Supplied information »
--------

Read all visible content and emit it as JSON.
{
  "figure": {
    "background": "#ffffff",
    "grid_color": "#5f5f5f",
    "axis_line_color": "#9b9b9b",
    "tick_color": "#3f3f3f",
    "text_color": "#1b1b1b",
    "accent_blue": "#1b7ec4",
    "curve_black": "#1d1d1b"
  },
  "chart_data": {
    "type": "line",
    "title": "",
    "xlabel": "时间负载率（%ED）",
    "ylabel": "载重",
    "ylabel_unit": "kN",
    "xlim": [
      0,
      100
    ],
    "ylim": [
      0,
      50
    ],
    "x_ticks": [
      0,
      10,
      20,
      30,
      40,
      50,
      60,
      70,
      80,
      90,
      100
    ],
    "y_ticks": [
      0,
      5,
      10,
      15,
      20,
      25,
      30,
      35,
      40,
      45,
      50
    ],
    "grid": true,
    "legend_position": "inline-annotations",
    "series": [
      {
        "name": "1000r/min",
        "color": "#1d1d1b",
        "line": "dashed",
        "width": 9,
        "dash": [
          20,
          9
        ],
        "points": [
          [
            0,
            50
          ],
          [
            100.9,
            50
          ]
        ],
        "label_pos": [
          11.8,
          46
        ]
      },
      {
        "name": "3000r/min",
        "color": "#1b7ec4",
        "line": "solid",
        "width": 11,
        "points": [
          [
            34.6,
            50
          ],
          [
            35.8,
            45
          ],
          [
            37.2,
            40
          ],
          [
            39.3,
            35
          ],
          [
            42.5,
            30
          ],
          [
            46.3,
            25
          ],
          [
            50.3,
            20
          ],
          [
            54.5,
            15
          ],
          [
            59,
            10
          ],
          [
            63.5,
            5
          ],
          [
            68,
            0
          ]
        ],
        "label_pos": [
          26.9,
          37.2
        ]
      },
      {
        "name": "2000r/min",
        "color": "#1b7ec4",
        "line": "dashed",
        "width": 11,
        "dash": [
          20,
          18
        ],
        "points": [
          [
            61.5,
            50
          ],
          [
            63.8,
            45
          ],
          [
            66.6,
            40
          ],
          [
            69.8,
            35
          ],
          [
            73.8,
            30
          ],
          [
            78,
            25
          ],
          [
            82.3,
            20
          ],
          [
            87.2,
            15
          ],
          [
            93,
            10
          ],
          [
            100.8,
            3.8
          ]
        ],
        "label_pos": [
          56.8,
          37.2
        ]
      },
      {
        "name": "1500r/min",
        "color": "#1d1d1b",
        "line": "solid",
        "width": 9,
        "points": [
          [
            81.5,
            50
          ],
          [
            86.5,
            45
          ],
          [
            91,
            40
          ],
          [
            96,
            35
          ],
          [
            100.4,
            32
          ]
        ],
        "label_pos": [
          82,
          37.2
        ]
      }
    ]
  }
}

--------

Task description »
Copy each line of the data above without altering a single character.

Task answer »
Read all visible content and emit it as JSON.
{
  "figure": {
    "background": "#ffffff",
    "grid_color": "#5f5f5f",
    "axis_line_color": "#9b9b9b",
    "tick_color": "#3f3f3f",
    "text_color": "#1b1b1b",
    "accent_blue": "#1b7ec4",
    "curve_black": "#1d1d1b"
  },
  "chart_data": {
    "type": "line",
    "title": "",
    "xlabel": "时间负载率（%ED）",
    "ylabel": "载重",
    "ylabel_unit": "kN",
    "xlim": [
      0,
      100
    ],
    "ylim": [
      0,
      50
    ],
    "x_ticks": [
      0,
      10,
      20,
      30,
      40,
      50,
      60,
      70,
      80,
      90,
      100
    ],
    "y_ticks": [
      0,
      5,
      10,
      15,
      20,
      25,
      30,
      35,
      40,
      45,
      50
    ],
    "grid": true,
    "legend_position": "inline-annotations",
    "series": [
      {
        "name": "1000r/min",
        "color": "#1d1d1b",
        "line": "dashed",
        "width": 9,
        "dash": [
          20,
          9
        ],
        "points": [
          [
            0,
            50
          ],
          [
            100.9,
            50
          ]
        ],
        "label_pos": [
          11.8,
          46
        ]
      },
      {
        "name": "3000r/min",
        "color": "#1b7ec4",
        "line": "solid",
        "width": 11,
        "points": [
          [
            34.6,
            50
          ],
          [
            35.8,
            45
          ],
          [
            37.2,
            40
          ],
          [
            39.3,
            35
          ],
          [
            42.5,
            30
          ],
          [
            46.3,
            25
          ],
          [
            50.3,
            20
          ],
          [
            54.5,
            15
          ],
          [
            59,
            10
          ],
          [
            63.5,
            5
          ],
          [
            68,
            0
          ]
        ],
        "label_pos": [
          26.9,
          37.2
        ]
      },
      {
        "name": "2000r/min",
        "color": "#1b7ec4",
        "line": "dashed",
        "width": 11,
        "dash": [
          20,
          18
        ],
        "points": [
          [
            61.5,
            50
          ],
          [
            63.8,
            45
          ],
          [
            66.6,
            40
          ],
          [
            69.8,
            35
          ],
          [
            73.8,
            30
          ],
          [
            78,
            25
          ],
          [
            82.3,
            20
          ],
          [
            87.2,
            15
          ],
          [
            93,
            10
          ],
          [
            100.8,
            3.8
          ]
        ],
        "label_pos": [
          56.8,
          37.2
        ]
      },
      {
        "name": "1500r/min",
        "color": "#1d1d1b",
        "line": "solid",
        "width": 9,
        "points": [
          [
            81.5,
            50
          ],
          [
            86.5,
            45
          ],
          [
            91,
            40
          ],
          [
            96,
            35
          ],
          [
            100.4,
            32
          ]
        ],
        "label_pos": [
          82,
          37.2
        ]
      }
    ]
  }
}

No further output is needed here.